Dataset entries:

-=-=-=-=-

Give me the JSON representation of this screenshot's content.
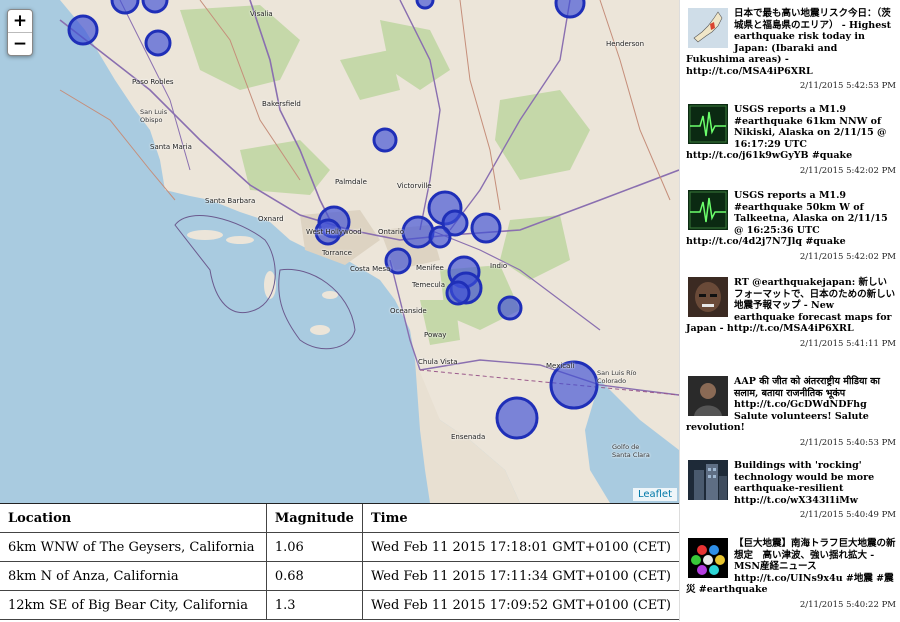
{
  "map": {
    "zoom_in": "+",
    "zoom_out": "−",
    "attribution": "Leaflet",
    "places": [
      "Visalia",
      "Henderson",
      "Paso Robles",
      "Bakersfield",
      "San Luis Obispo",
      "Santa Maria",
      "Palmdale",
      "Victorville",
      "Santa Barbara",
      "Oxnard",
      "West Hollywood",
      "Torrance",
      "Ontario",
      "Costa Mesa",
      "Menifee",
      "Temecula",
      "Indio",
      "Oceanside",
      "Poway",
      "Chula Vista",
      "Mexicali",
      "San Luis Río Colorado",
      "Ensenada",
      "Golfo de Santa Clara"
    ]
  },
  "table": {
    "headers": [
      "Location",
      "Magnitude",
      "Time"
    ],
    "rows": [
      [
        "6km WNW of The Geysers, California",
        "1.06",
        "Wed Feb 11 2015 17:18:01 GMT+0100 (CET)"
      ],
      [
        "8km N of Anza, California",
        "0.68",
        "Wed Feb 11 2015 17:11:34 GMT+0100 (CET)"
      ],
      [
        "12km SE of Big Bear City, California",
        "1.3",
        "Wed Feb 11 2015 17:09:52 GMT+0100 (CET)"
      ]
    ]
  },
  "feed": {
    "tweets": [
      {
        "text": "日本で最も高い地震リスク今日：（茨城県と福島県のエリア） - Highest earthquake risk today in Japan: (Ibaraki and Fukushima areas) - http://t.co/MSA4iP6XRL",
        "date": "2/11/2015 5:42:53 PM",
        "avatar": "japan-map-avatar"
      },
      {
        "text": "USGS reports a M1.9 #earthquake 61km NNW of Nikiski, Alaska on 2/11/15 @ 16:17:29 UTC http://t.co/j61k9wGyYB #quake",
        "date": "2/11/2015 5:42:02 PM",
        "avatar": "seismograph-avatar"
      },
      {
        "text": "USGS reports a M1.9 #earthquake 50km W of Talkeetna, Alaska on 2/11/15 @ 16:25:36 UTC http://t.co/4d2j7N7Jlq #quake",
        "date": "2/11/2015 5:42:02 PM",
        "avatar": "seismograph-avatar"
      },
      {
        "text": "RT @earthquakejapan: 新しいフォーマットで、日本のための新しい地震予報マップ - New earthquake forecast maps for Japan - http://t.co/MSA4iP6XRL",
        "date": "2/11/2015 5:41:11 PM",
        "avatar": "face-avatar"
      },
      {
        "text": "AAP की जीत को अंतरराष्ट्रीय मीडिया का सलाम, बताया राजनीतिक भूकंप http://t.co/GcDWdNDFhg Salute volunteers! Salute revolution!",
        "date": "2/11/2015 5:40:53 PM",
        "avatar": "person-avatar"
      },
      {
        "text": "Buildings with 'rocking' technology would be more earthquake-resilient http://t.co/wX343l1iMw",
        "date": "2/11/2015 5:40:49 PM",
        "avatar": "building-avatar"
      },
      {
        "text": "【巨大地震】南海トラフ巨大地震の新想定　高い津波、強い揺れ拡大 - MSN産経ニュース http://t.co/UINs9x4u #地震 #震災 #earthquake",
        "date": "2/11/2015 5:40:22 PM",
        "avatar": "color-dots-avatar"
      }
    ]
  },
  "colors": {
    "quake_fill": "#3d4fd6",
    "quake_stroke": "#1f2fb8",
    "land": "#ece5d9",
    "park": "#c5d8a9",
    "water": "#a9cbe0"
  }
}
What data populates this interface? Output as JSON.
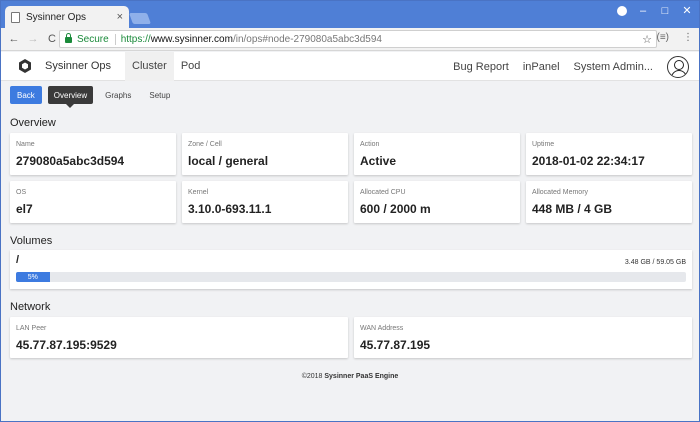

-=-=-=-=-

== TASK REQUIREMENTS ==
Within the data above, pick out all lines holding the word "this".

== EXERCISE SOLUTION ==
Give me the JSON representation of this screenshot's content.
What data populates this interface? Output as JSON.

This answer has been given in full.